- Task prompt
Give an exact copy of every line, leaving images out.

-- begin --

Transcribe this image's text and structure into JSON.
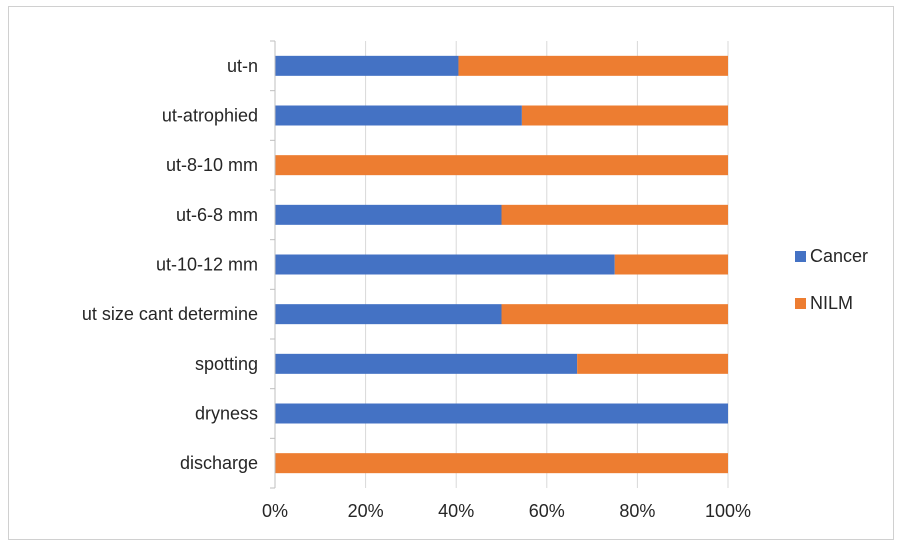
{
  "chart_data": {
    "type": "bar",
    "orientation": "horizontal",
    "stacked": "100%",
    "categories": [
      "ut-n",
      "ut-atrophied",
      "ut-8-10 mm",
      "ut-6-8 mm",
      "ut-10-12 mm",
      "ut size cant determine",
      "spotting",
      "dryness",
      "discharge"
    ],
    "series": [
      {
        "name": "Cancer",
        "color": "#4472C4",
        "values": [
          40.5,
          54.5,
          0,
          50,
          75,
          50,
          66.7,
          100,
          0
        ]
      },
      {
        "name": "NILM",
        "color": "#ED7D31",
        "values": [
          59.5,
          45.5,
          100,
          50,
          25,
          50,
          33.3,
          0,
          100
        ]
      }
    ],
    "xticks": [
      "0%",
      "20%",
      "40%",
      "60%",
      "80%",
      "100%"
    ],
    "xlim": [
      0,
      100
    ],
    "title": "",
    "xlabel": "",
    "ylabel": "",
    "grid": true,
    "legend_position": "right"
  }
}
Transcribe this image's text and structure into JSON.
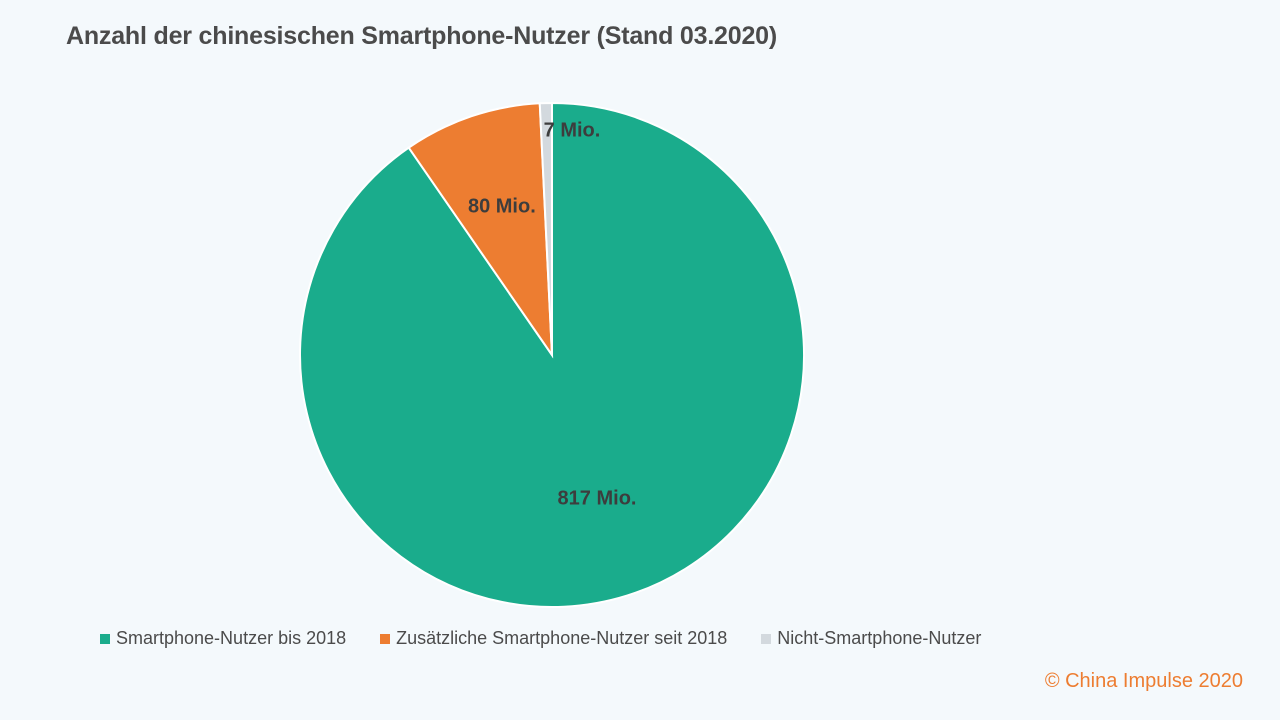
{
  "chart_data": {
    "type": "pie",
    "title": "Anzahl der chinesischen Smartphone-Nutzer (Stand 03.2020)",
    "slices": [
      {
        "name": "Smartphone-Nutzer bis 2018",
        "value": 817,
        "label": "817 Mio.",
        "color": "#1aac8c"
      },
      {
        "name": "Zusätzliche Smartphone-Nutzer seit 2018",
        "value": 80,
        "label": "80 Mio.",
        "color": "#ed7d31"
      },
      {
        "name": "Nicht-Smartphone-Nutzer",
        "value": 7,
        "label": "7 Mio.",
        "color": "#d3d9de"
      }
    ],
    "legend_position": "bottom"
  },
  "copyright": "© China Impulse 2020"
}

-- end --

- Result of this exercise
Transcribe this image's text and structure into JSON.
{
  "chart_data": {
    "type": "bar",
    "orientation": "horizontal",
    "stacked": "100%",
    "categories": [
      "ut-n",
      "ut-atrophied",
      "ut-8-10 mm",
      "ut-6-8 mm",
      "ut-10-12 mm",
      "ut size cant determine",
      "spotting",
      "dryness",
      "discharge"
    ],
    "series": [
      {
        "name": "Cancer",
        "color": "#4472C4",
        "values": [
          40.5,
          54.5,
          0,
          50,
          75,
          50,
          66.7,
          100,
          0
        ]
      },
      {
        "name": "NILM",
        "color": "#ED7D31",
        "values": [
          59.5,
          45.5,
          100,
          50,
          25,
          50,
          33.3,
          0,
          100
        ]
      }
    ],
    "xticks": [
      "0%",
      "20%",
      "40%",
      "60%",
      "80%",
      "100%"
    ],
    "xlim": [
      0,
      100
    ],
    "title": "",
    "xlabel": "",
    "ylabel": "",
    "grid": true,
    "legend_position": "right"
  }
}
Transcribe this image's text and structure into JSON.
{
  "chart_data": {
    "type": "pie",
    "title": "Anzahl der chinesischen Smartphone-Nutzer (Stand 03.2020)",
    "slices": [
      {
        "name": "Smartphone-Nutzer bis 2018",
        "value": 817,
        "label": "817 Mio.",
        "color": "#1aac8c"
      },
      {
        "name": "Zusätzliche Smartphone-Nutzer seit 2018",
        "value": 80,
        "label": "80 Mio.",
        "color": "#ed7d31"
      },
      {
        "name": "Nicht-Smartphone-Nutzer",
        "value": 7,
        "label": "7 Mio.",
        "color": "#d3d9de"
      }
    ],
    "legend_position": "bottom"
  },
  "copyright": "© China Impulse 2020"
}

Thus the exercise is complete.